▶ Input data:
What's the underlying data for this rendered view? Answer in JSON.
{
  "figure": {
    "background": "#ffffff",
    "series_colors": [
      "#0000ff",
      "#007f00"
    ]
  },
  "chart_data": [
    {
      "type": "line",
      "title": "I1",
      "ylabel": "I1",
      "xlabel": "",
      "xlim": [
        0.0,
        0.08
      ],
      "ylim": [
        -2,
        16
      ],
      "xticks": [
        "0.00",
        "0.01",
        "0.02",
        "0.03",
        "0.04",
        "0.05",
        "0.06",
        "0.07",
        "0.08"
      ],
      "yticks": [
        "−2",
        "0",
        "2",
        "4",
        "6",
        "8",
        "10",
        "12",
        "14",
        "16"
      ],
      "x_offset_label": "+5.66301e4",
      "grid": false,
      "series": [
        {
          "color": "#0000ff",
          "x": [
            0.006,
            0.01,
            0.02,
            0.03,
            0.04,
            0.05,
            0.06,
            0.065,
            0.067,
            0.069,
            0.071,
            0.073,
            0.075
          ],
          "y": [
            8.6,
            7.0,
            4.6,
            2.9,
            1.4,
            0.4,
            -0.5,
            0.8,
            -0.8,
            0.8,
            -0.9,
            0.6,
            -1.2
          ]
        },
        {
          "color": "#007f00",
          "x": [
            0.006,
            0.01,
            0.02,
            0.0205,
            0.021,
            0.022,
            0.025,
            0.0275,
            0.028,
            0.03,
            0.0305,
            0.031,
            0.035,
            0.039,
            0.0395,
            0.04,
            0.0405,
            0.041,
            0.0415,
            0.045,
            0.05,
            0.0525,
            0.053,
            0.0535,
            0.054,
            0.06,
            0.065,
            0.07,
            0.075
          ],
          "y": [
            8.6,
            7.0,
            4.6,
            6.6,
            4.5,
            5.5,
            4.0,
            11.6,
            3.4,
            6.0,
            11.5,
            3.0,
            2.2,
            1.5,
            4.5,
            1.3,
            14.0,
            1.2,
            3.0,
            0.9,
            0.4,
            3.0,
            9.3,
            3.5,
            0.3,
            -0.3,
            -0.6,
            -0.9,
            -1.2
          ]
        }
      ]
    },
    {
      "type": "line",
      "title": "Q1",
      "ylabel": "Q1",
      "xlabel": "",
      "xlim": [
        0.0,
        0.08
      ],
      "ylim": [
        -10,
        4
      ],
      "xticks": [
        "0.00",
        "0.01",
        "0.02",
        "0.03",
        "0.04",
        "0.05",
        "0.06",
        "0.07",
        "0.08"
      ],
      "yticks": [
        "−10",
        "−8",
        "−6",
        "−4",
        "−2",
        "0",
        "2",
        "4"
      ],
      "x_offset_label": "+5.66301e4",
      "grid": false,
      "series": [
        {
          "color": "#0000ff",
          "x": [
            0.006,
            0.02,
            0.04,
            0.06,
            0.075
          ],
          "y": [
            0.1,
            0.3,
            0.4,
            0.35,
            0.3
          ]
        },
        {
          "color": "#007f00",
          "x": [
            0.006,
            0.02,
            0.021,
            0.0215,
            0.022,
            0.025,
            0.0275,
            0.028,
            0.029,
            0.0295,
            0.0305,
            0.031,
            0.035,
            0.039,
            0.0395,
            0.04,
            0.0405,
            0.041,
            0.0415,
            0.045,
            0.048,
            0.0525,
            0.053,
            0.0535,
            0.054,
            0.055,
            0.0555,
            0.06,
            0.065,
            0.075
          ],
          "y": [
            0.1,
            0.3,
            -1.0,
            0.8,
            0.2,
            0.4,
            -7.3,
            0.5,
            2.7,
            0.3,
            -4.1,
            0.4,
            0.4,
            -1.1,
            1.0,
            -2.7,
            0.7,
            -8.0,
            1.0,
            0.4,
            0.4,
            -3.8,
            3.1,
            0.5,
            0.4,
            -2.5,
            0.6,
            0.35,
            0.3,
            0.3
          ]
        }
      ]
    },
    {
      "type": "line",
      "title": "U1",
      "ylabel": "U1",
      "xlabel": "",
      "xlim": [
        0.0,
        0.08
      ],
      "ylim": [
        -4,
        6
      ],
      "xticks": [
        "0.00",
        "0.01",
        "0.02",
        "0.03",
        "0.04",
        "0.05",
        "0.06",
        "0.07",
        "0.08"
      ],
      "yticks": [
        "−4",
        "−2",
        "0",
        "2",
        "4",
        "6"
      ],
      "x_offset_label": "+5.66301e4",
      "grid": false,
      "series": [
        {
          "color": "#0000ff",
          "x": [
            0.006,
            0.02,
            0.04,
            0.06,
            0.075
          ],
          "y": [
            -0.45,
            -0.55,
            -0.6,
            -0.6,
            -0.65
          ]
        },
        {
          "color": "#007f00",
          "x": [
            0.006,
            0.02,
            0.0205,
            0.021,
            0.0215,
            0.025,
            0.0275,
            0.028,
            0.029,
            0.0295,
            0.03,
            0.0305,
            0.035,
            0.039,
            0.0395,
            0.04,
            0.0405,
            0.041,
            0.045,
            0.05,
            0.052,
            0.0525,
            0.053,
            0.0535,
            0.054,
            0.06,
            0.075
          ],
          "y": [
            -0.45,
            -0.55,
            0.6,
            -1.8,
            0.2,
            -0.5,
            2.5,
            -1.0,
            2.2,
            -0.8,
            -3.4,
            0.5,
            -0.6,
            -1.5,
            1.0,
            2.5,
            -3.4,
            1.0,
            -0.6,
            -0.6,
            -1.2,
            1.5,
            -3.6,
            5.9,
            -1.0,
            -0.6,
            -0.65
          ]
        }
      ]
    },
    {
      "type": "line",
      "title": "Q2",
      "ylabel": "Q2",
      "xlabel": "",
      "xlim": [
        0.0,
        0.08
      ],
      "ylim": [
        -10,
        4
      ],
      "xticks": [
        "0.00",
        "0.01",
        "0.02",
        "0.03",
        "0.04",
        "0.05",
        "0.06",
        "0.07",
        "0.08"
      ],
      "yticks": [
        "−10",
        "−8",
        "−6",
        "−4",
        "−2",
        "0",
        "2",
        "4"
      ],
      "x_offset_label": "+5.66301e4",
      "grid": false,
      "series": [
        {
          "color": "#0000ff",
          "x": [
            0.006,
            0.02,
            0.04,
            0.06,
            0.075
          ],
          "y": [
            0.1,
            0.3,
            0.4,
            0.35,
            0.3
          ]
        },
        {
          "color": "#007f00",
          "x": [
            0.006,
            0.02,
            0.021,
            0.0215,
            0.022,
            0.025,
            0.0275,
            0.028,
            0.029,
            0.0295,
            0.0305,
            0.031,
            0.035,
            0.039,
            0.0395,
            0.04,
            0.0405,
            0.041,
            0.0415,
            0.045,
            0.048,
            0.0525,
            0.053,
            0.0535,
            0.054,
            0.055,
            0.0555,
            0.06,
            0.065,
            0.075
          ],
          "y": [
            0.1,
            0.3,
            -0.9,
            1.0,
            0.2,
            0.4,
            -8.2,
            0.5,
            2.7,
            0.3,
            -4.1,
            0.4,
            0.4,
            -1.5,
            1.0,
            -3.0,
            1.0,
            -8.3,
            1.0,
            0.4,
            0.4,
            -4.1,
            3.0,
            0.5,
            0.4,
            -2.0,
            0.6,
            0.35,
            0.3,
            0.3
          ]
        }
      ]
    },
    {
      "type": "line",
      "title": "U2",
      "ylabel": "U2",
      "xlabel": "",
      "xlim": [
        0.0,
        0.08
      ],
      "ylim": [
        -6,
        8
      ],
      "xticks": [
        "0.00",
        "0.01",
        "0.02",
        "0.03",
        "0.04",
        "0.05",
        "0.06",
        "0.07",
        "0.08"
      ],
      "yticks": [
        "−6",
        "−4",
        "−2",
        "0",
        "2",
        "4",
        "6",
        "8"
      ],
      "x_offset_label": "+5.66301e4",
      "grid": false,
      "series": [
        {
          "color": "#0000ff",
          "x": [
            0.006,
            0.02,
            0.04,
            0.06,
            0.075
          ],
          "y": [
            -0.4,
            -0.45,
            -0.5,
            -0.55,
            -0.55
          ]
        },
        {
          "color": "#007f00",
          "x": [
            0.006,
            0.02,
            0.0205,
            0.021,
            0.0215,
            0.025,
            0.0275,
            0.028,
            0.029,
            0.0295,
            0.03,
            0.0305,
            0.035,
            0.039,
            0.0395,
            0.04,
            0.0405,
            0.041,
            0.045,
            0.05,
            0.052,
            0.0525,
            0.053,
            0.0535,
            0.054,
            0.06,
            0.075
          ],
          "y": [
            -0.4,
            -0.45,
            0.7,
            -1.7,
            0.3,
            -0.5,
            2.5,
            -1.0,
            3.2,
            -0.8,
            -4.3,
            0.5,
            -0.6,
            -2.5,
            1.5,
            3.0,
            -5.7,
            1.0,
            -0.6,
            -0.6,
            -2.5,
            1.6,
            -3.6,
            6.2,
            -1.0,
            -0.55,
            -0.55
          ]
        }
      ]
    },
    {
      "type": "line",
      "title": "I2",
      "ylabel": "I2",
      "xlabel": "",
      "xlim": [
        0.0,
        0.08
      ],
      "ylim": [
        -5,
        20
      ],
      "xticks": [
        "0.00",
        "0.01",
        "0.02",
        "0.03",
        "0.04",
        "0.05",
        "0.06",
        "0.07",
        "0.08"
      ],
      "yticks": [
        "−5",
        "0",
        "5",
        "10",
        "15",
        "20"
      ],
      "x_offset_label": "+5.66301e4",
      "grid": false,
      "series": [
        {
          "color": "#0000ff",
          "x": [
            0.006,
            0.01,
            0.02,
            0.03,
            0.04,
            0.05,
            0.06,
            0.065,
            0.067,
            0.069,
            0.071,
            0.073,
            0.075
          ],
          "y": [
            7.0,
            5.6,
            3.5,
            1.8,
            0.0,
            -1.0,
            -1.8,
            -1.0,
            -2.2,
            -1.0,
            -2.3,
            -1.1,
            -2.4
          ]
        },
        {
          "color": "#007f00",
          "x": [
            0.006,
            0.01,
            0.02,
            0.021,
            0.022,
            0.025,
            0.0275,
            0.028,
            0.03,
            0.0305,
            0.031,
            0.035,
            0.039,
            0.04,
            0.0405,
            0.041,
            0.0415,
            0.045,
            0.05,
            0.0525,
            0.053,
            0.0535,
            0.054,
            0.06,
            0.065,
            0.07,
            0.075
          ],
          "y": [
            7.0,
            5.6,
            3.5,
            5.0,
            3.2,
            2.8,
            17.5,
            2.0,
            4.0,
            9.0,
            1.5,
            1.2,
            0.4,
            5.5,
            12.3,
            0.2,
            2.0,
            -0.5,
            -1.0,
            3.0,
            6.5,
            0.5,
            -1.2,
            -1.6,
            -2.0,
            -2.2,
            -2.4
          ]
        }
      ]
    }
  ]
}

▶ Given instruction:
Identify each line in the entries with the word "ylabel" and copy it.

▶ The output:
      "ylabel": "I1",
      "ylabel": "Q1",
      "ylabel": "U1",
      "ylabel": "Q2",
      "ylabel": "U2",
      "ylabel": "I2",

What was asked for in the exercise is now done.